━━━ Passage

The prisoners, by contrast, are often women from poor or working-class families. Many are in their 20s or 30s. Most are married or divorced. Some have children. Nearly all are tough women doing hard time in the massive, concrete guardhouse.

They eat greasy prison food and get little exercise, making it difficult to obtain or maintain stereotypical beauty queen figures. Some sport tattoos on their arms, legs and torsos.

But as the prison beauty contest nears, they get professional help from hairstylists and manicurists, who volunteer their services.

"These are people, just like everyone else," hairdresser Alfonso Llano said as he twisted braids and used a blow-dryer on one of the contestants. "Maybe they made mistakes, but they are here to pay for their crimes and to move on."

Besides Sanchez, contenders in the recent contest included a mother of three sentenced to 14 months for stealing CDs, a woman convicted of forging documents, and a Spanish tourist imprisoned for trying to smuggle 9 pounds of cocaine to her homeland.

"I needed the money," said Isabel Cavallos, a housewife from Valencia, Spain, who packed the white powder in her suitcase. "But they caught me at the airport."

Sought money, excitement

Sanchez, one of six children born into a family of poor farmers, dreamed of studying languages or working as a forensic anthropologist. But lacking the money for college, she ended up waiting tables at bars and restaurants for $70 a week.

One night, Sanchez met a group of paramilitary militiamen who had fought Marxist guerrillas but later became heavily involved in death squads, extortion rackets and drug trafficking. Sanchez, who was obsessed with Tom Cruise and his Mission: Impossible films, was drawn to their seemingly exciting lifestyle.

Soon, she was working for the gunmen. For double her waitress pay, she became a courier, dropping off weapons to paramilitaries.

The gig ended when a fight broke out at a paramilitary party. Police arrived and found a pistol and a grenade. Sanchez and her colleagues were arrested, and she was sent to Good Shepherd prison on charges ranging from weapons possession to membership in an illegal armed group.

"I never killed anyone," Sanchez said. "And I never thought I'd end up here."

━━━━━━
━━━ Record excerpts

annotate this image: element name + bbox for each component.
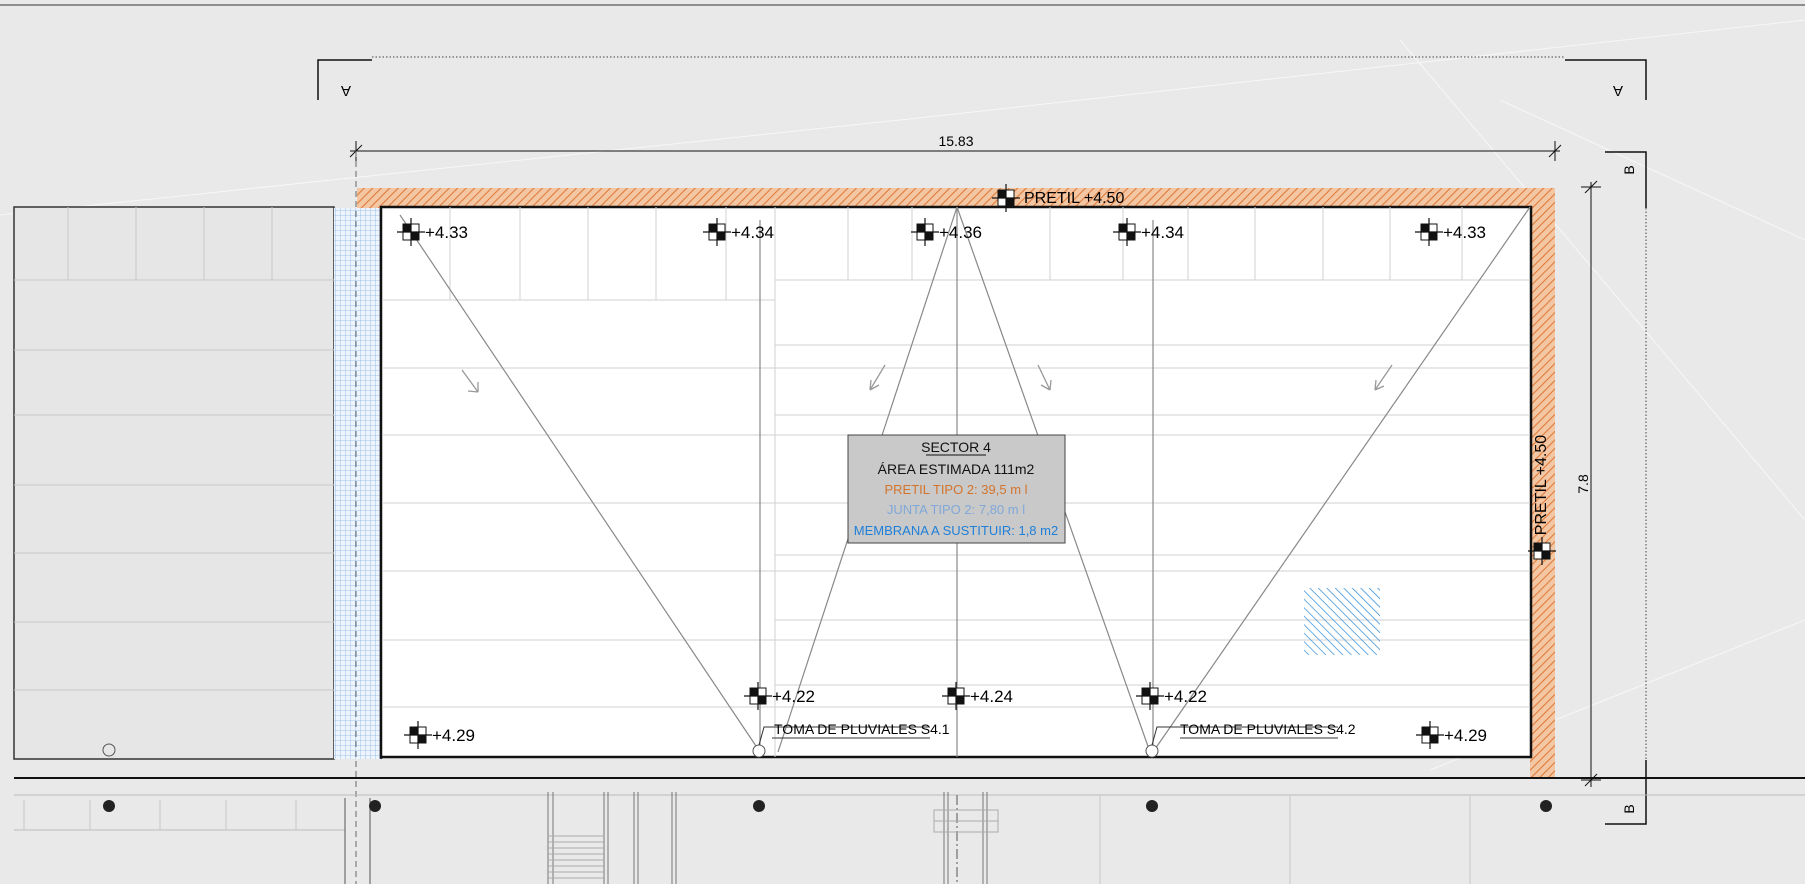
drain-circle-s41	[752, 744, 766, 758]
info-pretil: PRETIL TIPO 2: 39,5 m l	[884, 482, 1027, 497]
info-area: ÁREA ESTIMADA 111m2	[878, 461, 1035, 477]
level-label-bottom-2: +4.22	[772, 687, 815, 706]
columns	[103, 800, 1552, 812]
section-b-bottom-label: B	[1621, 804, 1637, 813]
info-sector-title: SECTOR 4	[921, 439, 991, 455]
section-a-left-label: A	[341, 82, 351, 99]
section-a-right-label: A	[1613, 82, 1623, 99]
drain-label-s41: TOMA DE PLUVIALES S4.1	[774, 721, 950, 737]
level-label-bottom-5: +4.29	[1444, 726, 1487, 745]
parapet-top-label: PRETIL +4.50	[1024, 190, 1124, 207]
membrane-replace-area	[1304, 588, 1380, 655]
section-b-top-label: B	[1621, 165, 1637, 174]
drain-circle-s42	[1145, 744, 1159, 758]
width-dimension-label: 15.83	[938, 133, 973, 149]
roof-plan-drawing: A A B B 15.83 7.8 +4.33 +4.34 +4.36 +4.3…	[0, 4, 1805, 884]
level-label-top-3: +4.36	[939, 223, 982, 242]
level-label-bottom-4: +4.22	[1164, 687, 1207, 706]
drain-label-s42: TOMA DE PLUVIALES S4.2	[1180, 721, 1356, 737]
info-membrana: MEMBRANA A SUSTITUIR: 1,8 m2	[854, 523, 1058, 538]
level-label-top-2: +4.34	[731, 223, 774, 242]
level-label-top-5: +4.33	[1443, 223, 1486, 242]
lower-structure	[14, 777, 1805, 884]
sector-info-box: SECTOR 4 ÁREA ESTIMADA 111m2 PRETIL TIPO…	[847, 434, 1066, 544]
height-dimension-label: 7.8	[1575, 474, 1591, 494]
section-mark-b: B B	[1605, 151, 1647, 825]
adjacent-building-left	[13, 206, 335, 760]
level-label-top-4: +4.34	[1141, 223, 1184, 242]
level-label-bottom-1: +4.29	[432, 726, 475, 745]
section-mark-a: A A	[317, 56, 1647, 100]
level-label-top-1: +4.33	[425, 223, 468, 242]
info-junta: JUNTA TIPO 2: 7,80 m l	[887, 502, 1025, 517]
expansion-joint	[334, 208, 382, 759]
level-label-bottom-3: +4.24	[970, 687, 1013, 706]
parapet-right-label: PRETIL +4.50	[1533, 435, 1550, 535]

━━━━━━
━━━ Record excerpts

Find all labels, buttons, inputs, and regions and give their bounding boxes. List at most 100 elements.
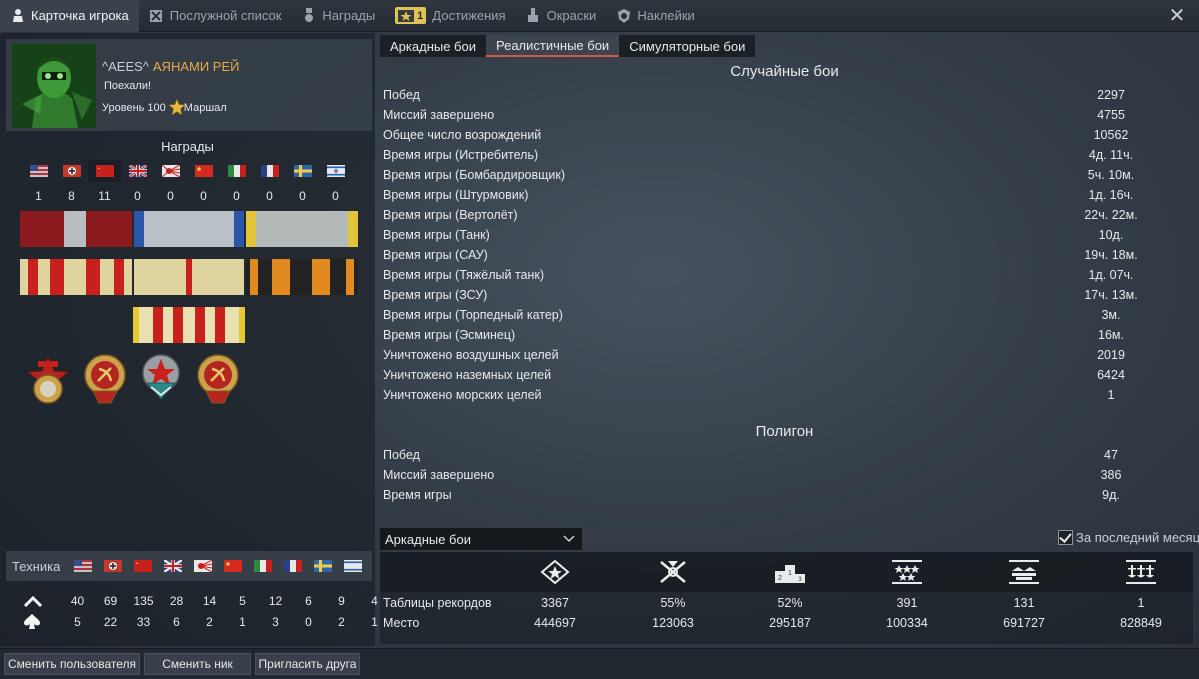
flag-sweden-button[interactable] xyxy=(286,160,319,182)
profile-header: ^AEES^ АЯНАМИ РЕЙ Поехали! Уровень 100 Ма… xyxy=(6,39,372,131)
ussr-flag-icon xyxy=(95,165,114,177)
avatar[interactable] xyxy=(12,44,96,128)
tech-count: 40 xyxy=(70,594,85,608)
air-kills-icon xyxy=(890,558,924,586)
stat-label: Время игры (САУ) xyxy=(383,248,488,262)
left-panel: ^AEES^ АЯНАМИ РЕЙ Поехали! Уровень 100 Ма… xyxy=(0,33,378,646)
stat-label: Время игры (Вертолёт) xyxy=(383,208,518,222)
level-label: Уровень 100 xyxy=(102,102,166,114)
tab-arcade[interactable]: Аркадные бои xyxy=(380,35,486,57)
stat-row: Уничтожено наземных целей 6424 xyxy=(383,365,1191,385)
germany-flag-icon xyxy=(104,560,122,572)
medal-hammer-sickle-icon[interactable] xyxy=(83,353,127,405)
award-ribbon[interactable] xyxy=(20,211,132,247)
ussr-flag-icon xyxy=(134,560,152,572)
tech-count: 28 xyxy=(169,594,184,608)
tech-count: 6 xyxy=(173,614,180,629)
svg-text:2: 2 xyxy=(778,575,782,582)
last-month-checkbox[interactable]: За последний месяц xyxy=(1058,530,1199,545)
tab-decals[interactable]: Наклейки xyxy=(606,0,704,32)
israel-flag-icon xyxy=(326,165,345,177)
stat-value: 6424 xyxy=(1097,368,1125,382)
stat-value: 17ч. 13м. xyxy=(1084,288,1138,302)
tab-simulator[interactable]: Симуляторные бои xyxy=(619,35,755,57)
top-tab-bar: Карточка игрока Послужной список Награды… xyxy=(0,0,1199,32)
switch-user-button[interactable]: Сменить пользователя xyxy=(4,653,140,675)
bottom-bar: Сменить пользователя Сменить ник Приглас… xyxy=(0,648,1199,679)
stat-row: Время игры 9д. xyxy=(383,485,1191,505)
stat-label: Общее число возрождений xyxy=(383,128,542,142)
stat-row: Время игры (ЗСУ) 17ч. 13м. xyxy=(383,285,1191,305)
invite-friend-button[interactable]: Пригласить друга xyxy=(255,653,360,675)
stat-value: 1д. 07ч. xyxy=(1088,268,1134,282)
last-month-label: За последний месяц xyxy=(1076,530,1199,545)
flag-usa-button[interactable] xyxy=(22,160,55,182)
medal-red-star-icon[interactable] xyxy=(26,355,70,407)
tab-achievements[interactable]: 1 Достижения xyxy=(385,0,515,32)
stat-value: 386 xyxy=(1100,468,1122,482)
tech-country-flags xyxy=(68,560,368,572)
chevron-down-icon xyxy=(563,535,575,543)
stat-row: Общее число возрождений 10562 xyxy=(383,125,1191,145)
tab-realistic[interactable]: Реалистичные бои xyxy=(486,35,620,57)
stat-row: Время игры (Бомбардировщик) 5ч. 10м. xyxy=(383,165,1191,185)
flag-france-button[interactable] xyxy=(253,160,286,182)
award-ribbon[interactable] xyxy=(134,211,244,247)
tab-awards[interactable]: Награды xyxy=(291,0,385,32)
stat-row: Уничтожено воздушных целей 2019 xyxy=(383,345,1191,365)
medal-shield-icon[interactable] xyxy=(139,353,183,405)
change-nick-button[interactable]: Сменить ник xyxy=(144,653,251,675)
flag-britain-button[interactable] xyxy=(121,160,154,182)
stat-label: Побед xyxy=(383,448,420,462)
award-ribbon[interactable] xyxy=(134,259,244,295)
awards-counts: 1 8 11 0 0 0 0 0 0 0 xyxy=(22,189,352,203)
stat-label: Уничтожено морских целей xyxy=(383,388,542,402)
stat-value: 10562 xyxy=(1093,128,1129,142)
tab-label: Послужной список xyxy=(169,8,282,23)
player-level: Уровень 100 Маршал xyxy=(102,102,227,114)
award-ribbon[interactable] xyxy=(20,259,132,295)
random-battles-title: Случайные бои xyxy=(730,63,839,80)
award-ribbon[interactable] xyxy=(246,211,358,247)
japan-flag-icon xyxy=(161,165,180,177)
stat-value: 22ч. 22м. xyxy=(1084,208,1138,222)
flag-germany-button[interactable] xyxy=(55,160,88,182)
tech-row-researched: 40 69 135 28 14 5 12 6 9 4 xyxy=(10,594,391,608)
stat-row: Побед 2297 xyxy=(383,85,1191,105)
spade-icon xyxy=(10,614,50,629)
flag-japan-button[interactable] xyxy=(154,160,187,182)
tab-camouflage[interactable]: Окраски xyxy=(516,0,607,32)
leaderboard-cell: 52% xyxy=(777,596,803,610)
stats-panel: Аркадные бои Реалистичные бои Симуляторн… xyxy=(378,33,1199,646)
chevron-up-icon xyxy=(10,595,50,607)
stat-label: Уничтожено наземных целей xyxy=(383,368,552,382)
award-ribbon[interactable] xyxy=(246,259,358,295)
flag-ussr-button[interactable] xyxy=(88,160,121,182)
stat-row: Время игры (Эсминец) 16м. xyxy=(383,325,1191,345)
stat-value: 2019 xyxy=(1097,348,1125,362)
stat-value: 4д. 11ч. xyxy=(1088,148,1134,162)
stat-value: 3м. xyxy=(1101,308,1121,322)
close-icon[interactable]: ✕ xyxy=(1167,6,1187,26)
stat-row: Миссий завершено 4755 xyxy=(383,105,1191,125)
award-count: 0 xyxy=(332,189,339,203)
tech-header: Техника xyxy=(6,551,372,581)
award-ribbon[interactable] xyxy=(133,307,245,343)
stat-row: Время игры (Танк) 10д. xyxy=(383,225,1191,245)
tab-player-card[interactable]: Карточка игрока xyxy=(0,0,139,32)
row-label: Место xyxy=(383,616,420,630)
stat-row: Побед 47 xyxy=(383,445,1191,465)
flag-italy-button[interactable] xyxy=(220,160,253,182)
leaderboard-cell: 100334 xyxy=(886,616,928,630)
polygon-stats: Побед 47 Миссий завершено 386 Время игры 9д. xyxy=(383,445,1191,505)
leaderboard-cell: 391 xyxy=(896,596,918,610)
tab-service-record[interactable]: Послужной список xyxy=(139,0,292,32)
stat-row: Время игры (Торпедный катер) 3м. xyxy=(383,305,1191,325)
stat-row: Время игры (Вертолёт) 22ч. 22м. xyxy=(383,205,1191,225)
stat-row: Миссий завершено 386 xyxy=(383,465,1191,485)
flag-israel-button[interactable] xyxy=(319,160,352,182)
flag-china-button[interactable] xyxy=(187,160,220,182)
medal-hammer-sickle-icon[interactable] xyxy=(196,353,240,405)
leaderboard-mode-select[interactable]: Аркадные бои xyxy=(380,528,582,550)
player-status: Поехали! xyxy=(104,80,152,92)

━━━━━━

● **Objective**
Rewrite the part of the prison beauty contest passage between "The prisoners, by" and "massive, concrete guardhouse.", inclusive, changing "prisoners" to "inmates".

● **The output**
The inmates, by contrast, are often women from poor or working-class families. Many are in their 20s or 30s. Most are married or divorced. Some have children. Nearly all are tough women doing hard time in the massive, concrete guardhouse.